Each entry must appear again exactly as it does in the source.

** start **

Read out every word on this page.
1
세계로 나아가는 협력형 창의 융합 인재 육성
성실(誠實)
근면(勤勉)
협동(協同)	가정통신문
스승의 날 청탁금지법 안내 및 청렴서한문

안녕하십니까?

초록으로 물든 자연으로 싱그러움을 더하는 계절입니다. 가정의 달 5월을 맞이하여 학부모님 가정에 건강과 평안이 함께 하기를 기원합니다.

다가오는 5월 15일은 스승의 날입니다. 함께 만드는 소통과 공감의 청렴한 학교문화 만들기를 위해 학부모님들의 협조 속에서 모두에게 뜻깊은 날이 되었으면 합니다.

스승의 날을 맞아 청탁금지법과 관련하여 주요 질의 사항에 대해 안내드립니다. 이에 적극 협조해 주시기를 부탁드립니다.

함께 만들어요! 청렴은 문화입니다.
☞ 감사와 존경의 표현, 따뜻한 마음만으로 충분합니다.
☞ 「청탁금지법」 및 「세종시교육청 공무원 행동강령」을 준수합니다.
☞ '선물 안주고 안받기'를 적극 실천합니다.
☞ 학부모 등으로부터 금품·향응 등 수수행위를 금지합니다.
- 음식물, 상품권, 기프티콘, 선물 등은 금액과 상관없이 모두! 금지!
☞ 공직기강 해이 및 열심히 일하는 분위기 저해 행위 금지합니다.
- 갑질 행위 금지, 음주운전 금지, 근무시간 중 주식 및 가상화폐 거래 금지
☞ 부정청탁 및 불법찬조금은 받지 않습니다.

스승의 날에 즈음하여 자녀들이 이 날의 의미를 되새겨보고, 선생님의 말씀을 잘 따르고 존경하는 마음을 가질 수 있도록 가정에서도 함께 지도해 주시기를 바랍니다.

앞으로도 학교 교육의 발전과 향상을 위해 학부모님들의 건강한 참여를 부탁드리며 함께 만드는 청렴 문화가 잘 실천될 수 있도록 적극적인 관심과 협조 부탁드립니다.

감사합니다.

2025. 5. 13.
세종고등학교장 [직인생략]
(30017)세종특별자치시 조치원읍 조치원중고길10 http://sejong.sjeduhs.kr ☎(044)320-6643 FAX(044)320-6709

** end **

- **Result of the task**
Read out every word on this page.
1
세계로 나아가는 협력형 창의 융합 인재 육성
성실(誠實)
근면(勤勉)
협동(協同)	가정통신문
스승의 날 청탁금지법 안내 및 청렴서한문

안녕하십니까?

초록으로 물든 자연으로 싱그러움을 더하는 계절입니다. 가정의 달 5월을 맞이하여 학부모님 가정에 건강과 평안이 함께 하기를 기원합니다.

다가오는 5월 15일은 스승의 날입니다. 함께 만드는 소통과 공감의 청렴한 학교문화 만들기를 위해 학부모님들의 협조 속에서 모두에게 뜻깊은 날이 되었으면 합니다.

스승의 날을 맞아 청탁금지법과 관련하여 주요 질의 사항에 대해 안내드립니다. 이에 적극 협조해 주시기를 부탁드립니다.

함께 만들어요! 청렴은 문화입니다.
☞ 감사와 존경의 표현, 따뜻한 마음만으로 충분합니다.
☞ 「청탁금지법」 및 「세종시교육청 공무원 행동강령」을 준수합니다.
☞ '선물 안주고 안받기'를 적극 실천합니다.
☞ 학부모 등으로부터 금품·향응 등 수수행위를 금지합니다.
- 음식물, 상품권, 기프티콘, 선물 등은 금액과 상관없이 모두! 금지!
☞ 공직기강 해이 및 열심히 일하는 분위기 저해 행위 금지합니다.
- 갑질 행위 금지, 음주운전 금지, 근무시간 중 주식 및 가상화폐 거래 금지
☞ 부정청탁 및 불법찬조금은 받지 않습니다.

스승의 날에 즈음하여 자녀들이 이 날의 의미를 되새겨보고, 선생님의 말씀을 잘 따르고 존경하는 마음을 가질 수 있도록 가정에서도 함께 지도해 주시기를 바랍니다.

앞으로도 학교 교육의 발전과 향상을 위해 학부모님들의 건강한 참여를 부탁드리며 함께 만드는 청렴 문화가 잘 실천될 수 있도록 적극적인 관심과 협조 부탁드립니다.

감사합니다.

2025. 5. 13.
세종고등학교장 [직인생략]
(30017)세종특별자치시 조치원읍 조치원중고길10 http://sejong.sjeduhs.kr ☎(044)320-6643 FAX(044)320-6709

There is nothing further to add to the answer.